Determine how many lines of the records contain the string "circle", treating uppercase and lowercase letters as distinct, and give only that number.

Some records:
***

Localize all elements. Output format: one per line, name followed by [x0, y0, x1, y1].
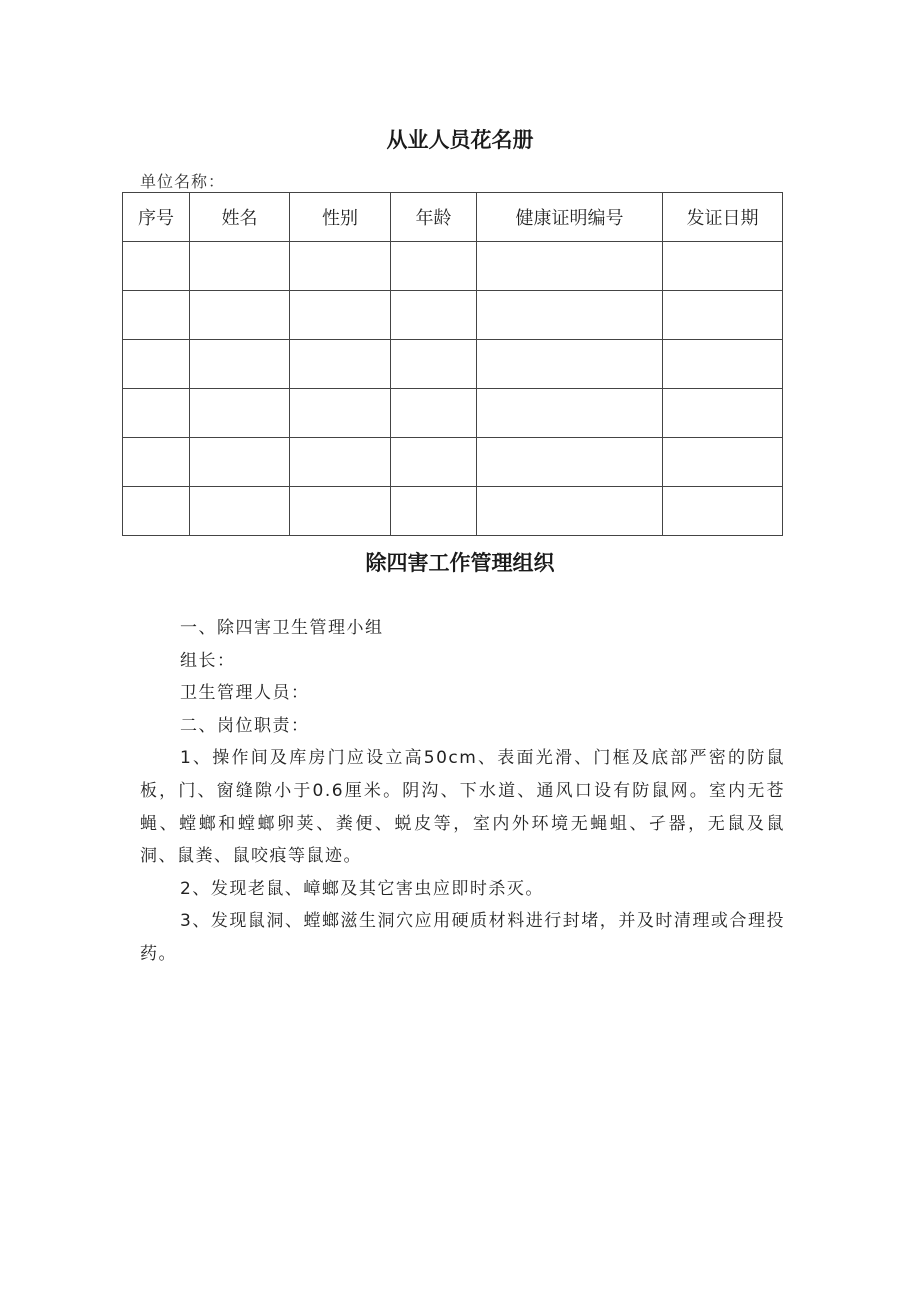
table-cell [663, 487, 783, 536]
table-cell [477, 242, 663, 291]
table-row [123, 242, 783, 291]
table-cell [477, 389, 663, 438]
pest-control-title: 除四害工作管理组织 [365, 551, 555, 575]
table-row [123, 438, 783, 487]
table-row [123, 291, 783, 340]
table-cell [391, 291, 477, 340]
table-cell [290, 242, 391, 291]
column-header-name: 姓名 [190, 193, 290, 242]
table-cell [190, 438, 290, 487]
table-cell [663, 291, 783, 340]
table-cell [190, 340, 290, 389]
table-cell [290, 438, 391, 487]
table-cell [391, 487, 477, 536]
table-cell [123, 291, 190, 340]
duties-heading: 二、岗位职责： [180, 715, 310, 736]
table-cell [663, 438, 783, 487]
column-header-health-cert-number: 健康证明编号 [477, 193, 663, 242]
duty-item-3: 3、发现鼠洞、螳螂滋生洞穴应用硬质材料进行封堵，并及时清理或合理投药。 [140, 911, 785, 964]
table-cell [391, 340, 477, 389]
roster-table [122, 192, 783, 536]
table-row [123, 340, 783, 389]
table-cell [391, 438, 477, 487]
table-row [123, 389, 783, 438]
table-cell [477, 487, 663, 536]
table-cell [190, 291, 290, 340]
column-header-gender: 性别 [290, 193, 391, 242]
table-cell [123, 389, 190, 438]
table-header-row [123, 193, 783, 242]
duty-item-2: 2、发现老鼠、嶂螂及其它害虫应即时杀灭。 [180, 878, 544, 899]
duty-item-1: 1、操作间及库房门应设立高50cm、表面光滑、门框及底部严密的防鼠板，门、窗缝隙小于0.6厘米。阴沟、下水道、通风口设有防鼠网。室内无苍蝇、螳螂和螳螂卵荚、粪便、蜕皮等，室内外环境无蝇蛆、孑器，无鼠及鼠洞、鼠粪、鼠咬痕等鼠迹。 [140, 748, 785, 867]
table-cell [477, 340, 663, 389]
table-cell [663, 389, 783, 438]
table-cell [391, 242, 477, 291]
table-cell [123, 487, 190, 536]
table-cell [123, 242, 190, 291]
column-header-age: 年龄 [391, 193, 477, 242]
table-cell [290, 389, 391, 438]
column-header-issue-date: 发证日期 [663, 193, 783, 242]
group-heading: 一、除四害卫生管理小组 [180, 618, 384, 638]
hygiene-staff-line: 卫生管理人员： [180, 683, 310, 704]
table-cell [663, 242, 783, 291]
table-cell [190, 487, 290, 536]
table-cell [477, 291, 663, 340]
table-cell [663, 340, 783, 389]
roster-title: 从业人员花名册 [386, 128, 534, 152]
group-leader-line: 组长： [180, 650, 236, 671]
table-cell [123, 340, 190, 389]
table-cell [290, 487, 391, 536]
table-cell [190, 389, 290, 438]
table-cell [290, 340, 391, 389]
table-cell [391, 389, 477, 438]
table-cell [477, 438, 663, 487]
table-cell [290, 291, 391, 340]
column-header-index: 序号 [123, 193, 190, 242]
table-row [123, 487, 783, 536]
pest-control-body [140, 612, 785, 971]
table-cell [190, 242, 290, 291]
table-cell [123, 438, 190, 487]
unit-name-label: 单位名称： [140, 172, 226, 191]
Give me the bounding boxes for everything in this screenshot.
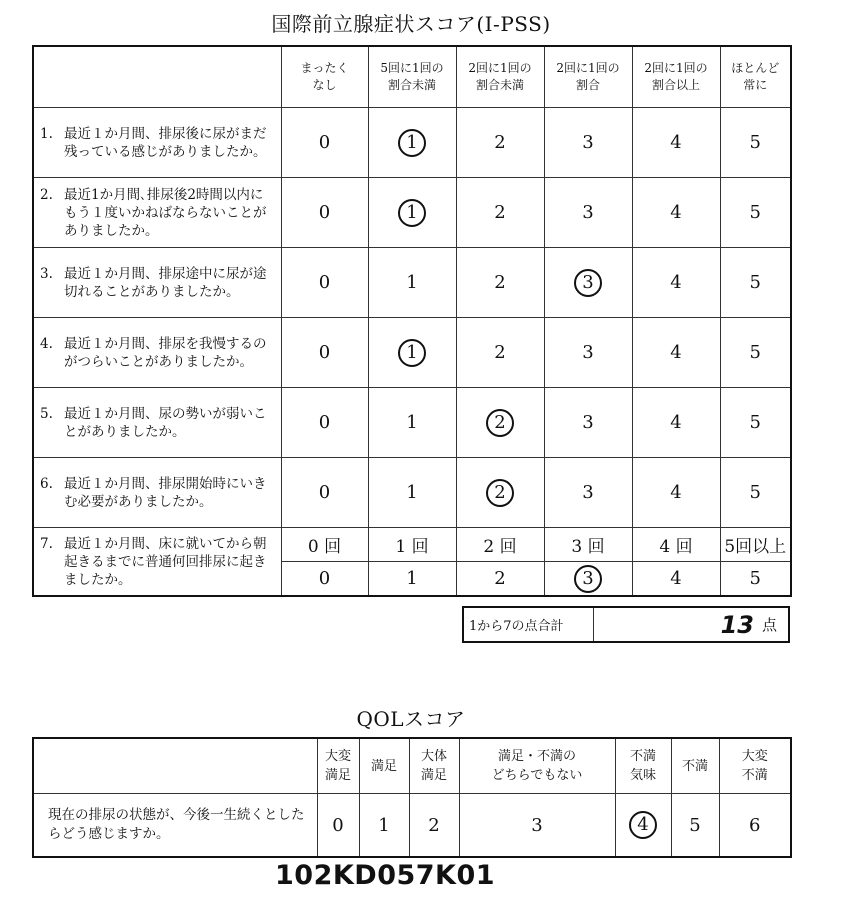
- ipss-header-blank: [33, 46, 281, 108]
- qol-column-header: 大変 満足: [317, 738, 359, 794]
- qol-score-cell[interactable]: 1: [359, 794, 409, 858]
- question-text: [33, 528, 281, 597]
- qol-header-row: [33, 738, 791, 794]
- total-score-unit: 点: [762, 616, 778, 634]
- question-number: 2.: [40, 186, 53, 203]
- question-label: 最近１か月間、排尿を我慢するのがつらいことがありましたか。: [64, 335, 267, 370]
- ipss-question-row: [33, 318, 791, 388]
- question-label: 最近１か月間、排尿開始時にいきむ必要がありましたか。: [64, 475, 267, 510]
- qol-score-cell[interactable]: 2: [409, 794, 459, 858]
- ipss-column-header: 2回に1回の 割合: [544, 46, 632, 108]
- ipss-question-row: [33, 388, 791, 458]
- question-text: [33, 248, 281, 318]
- ipss-column-header: 2回に1回の 割合以上: [632, 46, 720, 108]
- qol-score-cell[interactable]: [615, 794, 671, 858]
- qol-column-header: 大変 不満: [719, 738, 791, 794]
- score-cell[interactable]: 4: [632, 248, 720, 318]
- score-cell[interactable]: 4: [632, 562, 720, 597]
- selected-score-circle: 2: [486, 409, 514, 437]
- qol-column-header: 満足・不満の どちらでもない: [459, 738, 615, 794]
- qol-score-cell[interactable]: 0: [317, 794, 359, 858]
- ipss-title: 国際前立腺症状スコア(I-PSS): [271, 12, 551, 36]
- qol-score-cell[interactable]: 6: [719, 794, 791, 858]
- selected-score-circle: 4: [629, 811, 657, 839]
- qol-score-cell[interactable]: 3: [459, 794, 615, 858]
- question-number: 5.: [40, 405, 53, 422]
- score-cell[interactable]: 3: [544, 178, 632, 248]
- selected-score-circle: 3: [574, 269, 602, 297]
- ipss-question-row: [33, 458, 791, 528]
- ipss-question-row: [33, 248, 791, 318]
- score-cell[interactable]: 3: [544, 458, 632, 528]
- score-cell[interactable]: 4: [632, 178, 720, 248]
- ipss-question-row: [33, 178, 791, 248]
- question-text: [33, 388, 281, 458]
- ipss-table: [32, 45, 792, 597]
- score-cell[interactable]: 0: [281, 388, 368, 458]
- score-cell[interactable]: 0: [281, 458, 368, 528]
- score-cell[interactable]: 2: [456, 562, 544, 597]
- question-number: 6.: [40, 475, 53, 492]
- score-cell[interactable]: [368, 108, 456, 178]
- score-cell[interactable]: 5: [720, 388, 791, 458]
- qol-question: 現在の排尿の状態が、今後一生続くとしたらどう感じますか。: [33, 794, 317, 858]
- score-cell[interactable]: 0: [281, 248, 368, 318]
- selected-score-circle: 3: [574, 565, 602, 593]
- score-cell[interactable]: 1: [368, 458, 456, 528]
- selected-score-circle: 1: [398, 199, 426, 227]
- question-number: 1.: [40, 125, 53, 142]
- total-score-box: [462, 606, 790, 643]
- qol-column-header: 不満 気味: [615, 738, 671, 794]
- score-cell[interactable]: 2: [456, 248, 544, 318]
- question-text: [33, 108, 281, 178]
- question-text: [33, 178, 281, 248]
- score-cell[interactable]: 0: [281, 178, 368, 248]
- total-score-value: 13: [720, 610, 754, 639]
- selected-score-circle: 2: [486, 479, 514, 507]
- qol-column-header: 大体 満足: [409, 738, 459, 794]
- qol-column-header: 満足: [359, 738, 409, 794]
- form-code: 102KD057K01: [275, 860, 496, 891]
- question-number: 7.: [40, 535, 53, 552]
- question-label: 最近１か月間、排尿後に尿がまだ残っている感じがありましたか。: [64, 125, 267, 160]
- frequency-cell: 3 回: [544, 528, 632, 562]
- selected-score-circle: 1: [398, 339, 426, 367]
- qol-title: QOLスコア: [356, 707, 466, 731]
- score-cell[interactable]: [456, 458, 544, 528]
- question-label: 最近１か月間、尿の勢いが弱いことがありましたか。: [64, 405, 267, 440]
- total-score-label: 1から7の点合計: [464, 608, 594, 641]
- qol-header-blank: [33, 738, 317, 794]
- frequency-cell: 4 回: [632, 528, 720, 562]
- score-cell[interactable]: 5: [720, 562, 791, 597]
- question-label: 最近１か月間、床に就いてから朝起きるまでに普通何回排尿に起きましたか。: [64, 535, 267, 588]
- score-cell[interactable]: [368, 178, 456, 248]
- score-cell[interactable]: 3: [544, 318, 632, 388]
- question-label: 最近1か月間､排尿後2時間以内にもう１度いかねばならないことがありましたか。: [64, 186, 267, 239]
- question-number: 4.: [40, 335, 53, 352]
- score-cell[interactable]: 4: [632, 388, 720, 458]
- qol-score-cell[interactable]: 5: [671, 794, 719, 858]
- score-cell[interactable]: 5: [720, 248, 791, 318]
- frequency-cell: 2 回: [456, 528, 544, 562]
- score-cell[interactable]: 4: [632, 458, 720, 528]
- score-cell[interactable]: 1: [368, 248, 456, 318]
- score-cell[interactable]: 4: [632, 108, 720, 178]
- ipss-question-row: [33, 528, 791, 562]
- score-cell[interactable]: 0: [281, 562, 368, 597]
- ipss-column-header: まったく なし: [281, 46, 368, 108]
- frequency-cell: 0 回: [281, 528, 368, 562]
- score-cell[interactable]: 3: [544, 388, 632, 458]
- score-cell[interactable]: 2: [456, 178, 544, 248]
- ipss-column-header: 2回に1回の 割合未満: [456, 46, 544, 108]
- score-cell[interactable]: [368, 318, 456, 388]
- ipss-header-row: [33, 46, 791, 108]
- qol-table: [32, 737, 792, 858]
- question-number: 3.: [40, 265, 53, 282]
- score-cell[interactable]: [544, 248, 632, 318]
- score-cell[interactable]: [544, 562, 632, 597]
- score-cell[interactable]: 0: [281, 318, 368, 388]
- selected-score-circle: 1: [398, 129, 426, 157]
- question-label: 最近１か月間、排尿途中に尿が途切れることがありましたか。: [64, 265, 267, 300]
- score-cell[interactable]: [456, 388, 544, 458]
- question-text: [33, 458, 281, 528]
- ipss-column-header: 5回に1回の 割合未満: [368, 46, 456, 108]
- qol-row: [33, 794, 791, 858]
- score-cell[interactable]: 3: [544, 108, 632, 178]
- score-cell[interactable]: 0: [281, 108, 368, 178]
- score-cell[interactable]: 1: [368, 388, 456, 458]
- score-cell[interactable]: 5: [720, 108, 791, 178]
- score-cell[interactable]: 5: [720, 458, 791, 528]
- frequency-cell: 5回以上: [720, 528, 791, 562]
- score-cell[interactable]: 4: [632, 318, 720, 388]
- ipss-question-row: [33, 108, 791, 178]
- score-cell[interactable]: 5: [720, 178, 791, 248]
- question-text: [33, 318, 281, 388]
- score-cell[interactable]: 2: [456, 318, 544, 388]
- frequency-cell: 1 回: [368, 528, 456, 562]
- score-cell[interactable]: 5: [720, 318, 791, 388]
- score-cell[interactable]: 1: [368, 562, 456, 597]
- ipss-column-header: ほとんど 常に: [720, 46, 791, 108]
- qol-column-header: 不満: [671, 738, 719, 794]
- score-cell[interactable]: 2: [456, 108, 544, 178]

***

*Result of the exercise:*
8